# Prompt
Check the listing below line by line and report how many lines hold "maps", with no other words.

# Dataset records
··········

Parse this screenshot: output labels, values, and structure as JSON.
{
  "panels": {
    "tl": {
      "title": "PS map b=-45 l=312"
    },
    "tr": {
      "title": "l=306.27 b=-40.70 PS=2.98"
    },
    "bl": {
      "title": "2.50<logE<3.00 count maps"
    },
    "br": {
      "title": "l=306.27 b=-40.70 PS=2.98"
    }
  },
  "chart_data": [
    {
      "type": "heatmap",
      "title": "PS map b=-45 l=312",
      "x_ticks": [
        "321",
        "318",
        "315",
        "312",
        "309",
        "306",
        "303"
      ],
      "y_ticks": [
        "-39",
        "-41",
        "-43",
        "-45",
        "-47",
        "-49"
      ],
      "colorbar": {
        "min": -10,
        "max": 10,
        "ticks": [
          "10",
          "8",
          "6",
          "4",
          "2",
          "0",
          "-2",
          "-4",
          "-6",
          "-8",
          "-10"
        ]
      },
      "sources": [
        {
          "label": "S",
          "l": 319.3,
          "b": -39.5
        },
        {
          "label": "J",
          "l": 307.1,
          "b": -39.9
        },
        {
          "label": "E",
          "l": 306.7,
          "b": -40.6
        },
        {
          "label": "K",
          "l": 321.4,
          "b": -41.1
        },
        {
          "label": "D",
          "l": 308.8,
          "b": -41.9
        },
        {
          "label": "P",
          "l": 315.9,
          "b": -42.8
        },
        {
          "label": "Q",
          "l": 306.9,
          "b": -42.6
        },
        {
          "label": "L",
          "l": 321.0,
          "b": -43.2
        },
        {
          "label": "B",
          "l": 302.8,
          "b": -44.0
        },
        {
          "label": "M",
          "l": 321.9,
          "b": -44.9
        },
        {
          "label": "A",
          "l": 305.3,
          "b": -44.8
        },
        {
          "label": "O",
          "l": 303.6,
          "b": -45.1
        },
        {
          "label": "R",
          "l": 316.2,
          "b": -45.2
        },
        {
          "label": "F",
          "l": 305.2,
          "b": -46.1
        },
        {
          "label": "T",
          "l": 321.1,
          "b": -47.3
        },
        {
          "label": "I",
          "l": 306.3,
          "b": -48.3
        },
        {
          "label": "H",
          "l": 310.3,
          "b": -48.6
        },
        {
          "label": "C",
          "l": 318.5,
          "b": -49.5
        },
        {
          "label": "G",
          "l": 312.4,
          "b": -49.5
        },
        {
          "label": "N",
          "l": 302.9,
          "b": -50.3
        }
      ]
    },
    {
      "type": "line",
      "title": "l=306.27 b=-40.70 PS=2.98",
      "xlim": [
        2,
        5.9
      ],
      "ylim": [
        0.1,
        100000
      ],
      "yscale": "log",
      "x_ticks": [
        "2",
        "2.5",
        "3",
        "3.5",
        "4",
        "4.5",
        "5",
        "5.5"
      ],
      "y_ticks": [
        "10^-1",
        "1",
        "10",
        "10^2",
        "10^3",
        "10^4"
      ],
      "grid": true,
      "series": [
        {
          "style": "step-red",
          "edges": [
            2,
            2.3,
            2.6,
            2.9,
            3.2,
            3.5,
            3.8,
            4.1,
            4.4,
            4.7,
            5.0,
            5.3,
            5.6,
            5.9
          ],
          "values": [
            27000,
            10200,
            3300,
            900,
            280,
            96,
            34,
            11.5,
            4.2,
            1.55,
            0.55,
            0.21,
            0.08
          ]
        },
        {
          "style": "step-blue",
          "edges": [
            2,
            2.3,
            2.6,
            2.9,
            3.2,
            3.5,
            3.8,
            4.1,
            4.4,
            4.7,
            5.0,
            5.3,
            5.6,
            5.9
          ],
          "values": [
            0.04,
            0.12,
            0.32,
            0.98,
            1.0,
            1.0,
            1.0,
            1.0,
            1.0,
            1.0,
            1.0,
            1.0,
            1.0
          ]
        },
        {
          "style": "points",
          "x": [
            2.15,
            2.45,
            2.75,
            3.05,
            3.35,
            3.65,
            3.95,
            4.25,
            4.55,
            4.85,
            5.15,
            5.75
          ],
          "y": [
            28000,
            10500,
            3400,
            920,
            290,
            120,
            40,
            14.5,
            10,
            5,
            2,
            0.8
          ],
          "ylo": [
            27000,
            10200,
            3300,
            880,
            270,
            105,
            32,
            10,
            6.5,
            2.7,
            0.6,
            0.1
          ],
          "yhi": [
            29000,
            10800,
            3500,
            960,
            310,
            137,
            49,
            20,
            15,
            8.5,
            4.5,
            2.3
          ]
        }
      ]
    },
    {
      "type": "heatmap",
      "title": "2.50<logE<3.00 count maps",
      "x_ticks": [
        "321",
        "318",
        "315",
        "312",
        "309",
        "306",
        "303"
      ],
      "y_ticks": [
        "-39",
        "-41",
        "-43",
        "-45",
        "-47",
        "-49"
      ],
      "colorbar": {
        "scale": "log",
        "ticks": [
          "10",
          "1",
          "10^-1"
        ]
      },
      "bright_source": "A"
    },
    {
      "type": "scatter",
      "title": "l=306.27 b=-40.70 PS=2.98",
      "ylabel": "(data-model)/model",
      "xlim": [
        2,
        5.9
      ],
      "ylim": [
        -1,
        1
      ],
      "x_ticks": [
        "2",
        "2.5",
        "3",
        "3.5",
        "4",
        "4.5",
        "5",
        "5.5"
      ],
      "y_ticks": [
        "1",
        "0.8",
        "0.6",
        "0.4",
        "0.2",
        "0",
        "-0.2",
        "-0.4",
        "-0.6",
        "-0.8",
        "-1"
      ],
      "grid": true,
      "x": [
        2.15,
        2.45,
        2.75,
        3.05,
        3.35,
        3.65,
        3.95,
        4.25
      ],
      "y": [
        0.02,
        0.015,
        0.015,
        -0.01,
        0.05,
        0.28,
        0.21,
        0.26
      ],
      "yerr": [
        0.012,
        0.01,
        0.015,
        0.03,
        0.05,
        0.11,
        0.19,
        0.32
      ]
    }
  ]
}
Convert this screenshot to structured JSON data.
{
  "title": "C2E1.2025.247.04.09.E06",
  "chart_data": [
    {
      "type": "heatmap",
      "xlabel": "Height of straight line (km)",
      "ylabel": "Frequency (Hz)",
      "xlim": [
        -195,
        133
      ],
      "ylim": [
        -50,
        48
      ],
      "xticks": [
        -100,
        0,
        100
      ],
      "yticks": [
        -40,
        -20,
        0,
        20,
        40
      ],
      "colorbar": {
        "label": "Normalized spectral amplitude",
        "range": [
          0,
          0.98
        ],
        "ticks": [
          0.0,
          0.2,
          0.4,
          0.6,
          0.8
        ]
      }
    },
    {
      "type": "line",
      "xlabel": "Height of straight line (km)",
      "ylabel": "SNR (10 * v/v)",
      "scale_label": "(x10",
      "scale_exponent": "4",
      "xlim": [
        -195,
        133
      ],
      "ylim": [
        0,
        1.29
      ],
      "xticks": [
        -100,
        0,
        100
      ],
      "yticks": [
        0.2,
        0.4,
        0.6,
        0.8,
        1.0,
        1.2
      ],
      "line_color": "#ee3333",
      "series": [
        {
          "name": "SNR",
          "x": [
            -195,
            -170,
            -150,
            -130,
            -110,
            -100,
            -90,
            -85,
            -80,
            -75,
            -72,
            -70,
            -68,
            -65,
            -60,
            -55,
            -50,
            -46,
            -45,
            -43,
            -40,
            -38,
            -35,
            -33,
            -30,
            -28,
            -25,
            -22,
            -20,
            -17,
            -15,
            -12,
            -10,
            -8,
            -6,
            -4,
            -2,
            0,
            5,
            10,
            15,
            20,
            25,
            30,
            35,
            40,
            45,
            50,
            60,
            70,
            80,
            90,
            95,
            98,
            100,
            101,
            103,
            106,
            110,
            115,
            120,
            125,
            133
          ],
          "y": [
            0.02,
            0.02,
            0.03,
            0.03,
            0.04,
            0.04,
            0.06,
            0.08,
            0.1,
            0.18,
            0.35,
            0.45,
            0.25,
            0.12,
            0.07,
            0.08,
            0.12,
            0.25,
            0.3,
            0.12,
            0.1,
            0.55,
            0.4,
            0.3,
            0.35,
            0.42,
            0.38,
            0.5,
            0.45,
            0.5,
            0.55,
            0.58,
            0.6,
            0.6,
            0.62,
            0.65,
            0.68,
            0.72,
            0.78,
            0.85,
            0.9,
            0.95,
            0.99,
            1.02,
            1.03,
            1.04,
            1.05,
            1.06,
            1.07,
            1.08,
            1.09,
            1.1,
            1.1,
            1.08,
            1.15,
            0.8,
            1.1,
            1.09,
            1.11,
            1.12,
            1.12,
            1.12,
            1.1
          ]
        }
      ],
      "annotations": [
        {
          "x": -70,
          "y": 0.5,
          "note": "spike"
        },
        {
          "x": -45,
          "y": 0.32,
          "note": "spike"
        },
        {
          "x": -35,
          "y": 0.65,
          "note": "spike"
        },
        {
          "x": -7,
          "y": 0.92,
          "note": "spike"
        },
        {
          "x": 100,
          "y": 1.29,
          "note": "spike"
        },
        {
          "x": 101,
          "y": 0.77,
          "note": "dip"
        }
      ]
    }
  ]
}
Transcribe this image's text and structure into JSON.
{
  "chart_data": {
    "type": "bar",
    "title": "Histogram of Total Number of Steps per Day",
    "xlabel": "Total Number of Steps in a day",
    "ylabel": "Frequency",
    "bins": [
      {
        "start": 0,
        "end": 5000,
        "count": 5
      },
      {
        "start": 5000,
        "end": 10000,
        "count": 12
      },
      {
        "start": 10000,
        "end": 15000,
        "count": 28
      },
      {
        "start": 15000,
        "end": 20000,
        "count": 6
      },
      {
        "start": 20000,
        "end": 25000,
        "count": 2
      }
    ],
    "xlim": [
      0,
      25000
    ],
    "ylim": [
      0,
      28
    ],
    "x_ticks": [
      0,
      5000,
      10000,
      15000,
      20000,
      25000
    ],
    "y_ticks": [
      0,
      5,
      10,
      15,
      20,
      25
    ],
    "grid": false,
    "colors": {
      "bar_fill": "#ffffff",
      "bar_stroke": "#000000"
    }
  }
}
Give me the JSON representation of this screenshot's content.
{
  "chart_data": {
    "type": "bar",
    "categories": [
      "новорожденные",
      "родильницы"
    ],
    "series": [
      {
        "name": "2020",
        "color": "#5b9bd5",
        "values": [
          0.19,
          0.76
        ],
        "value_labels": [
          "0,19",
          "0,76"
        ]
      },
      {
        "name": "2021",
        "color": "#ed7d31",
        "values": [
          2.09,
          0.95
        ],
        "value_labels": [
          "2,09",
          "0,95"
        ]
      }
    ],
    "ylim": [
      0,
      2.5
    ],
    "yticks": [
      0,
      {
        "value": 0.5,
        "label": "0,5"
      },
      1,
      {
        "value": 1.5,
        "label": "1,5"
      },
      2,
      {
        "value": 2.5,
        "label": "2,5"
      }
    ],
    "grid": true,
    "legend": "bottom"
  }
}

··········

# Task solution
2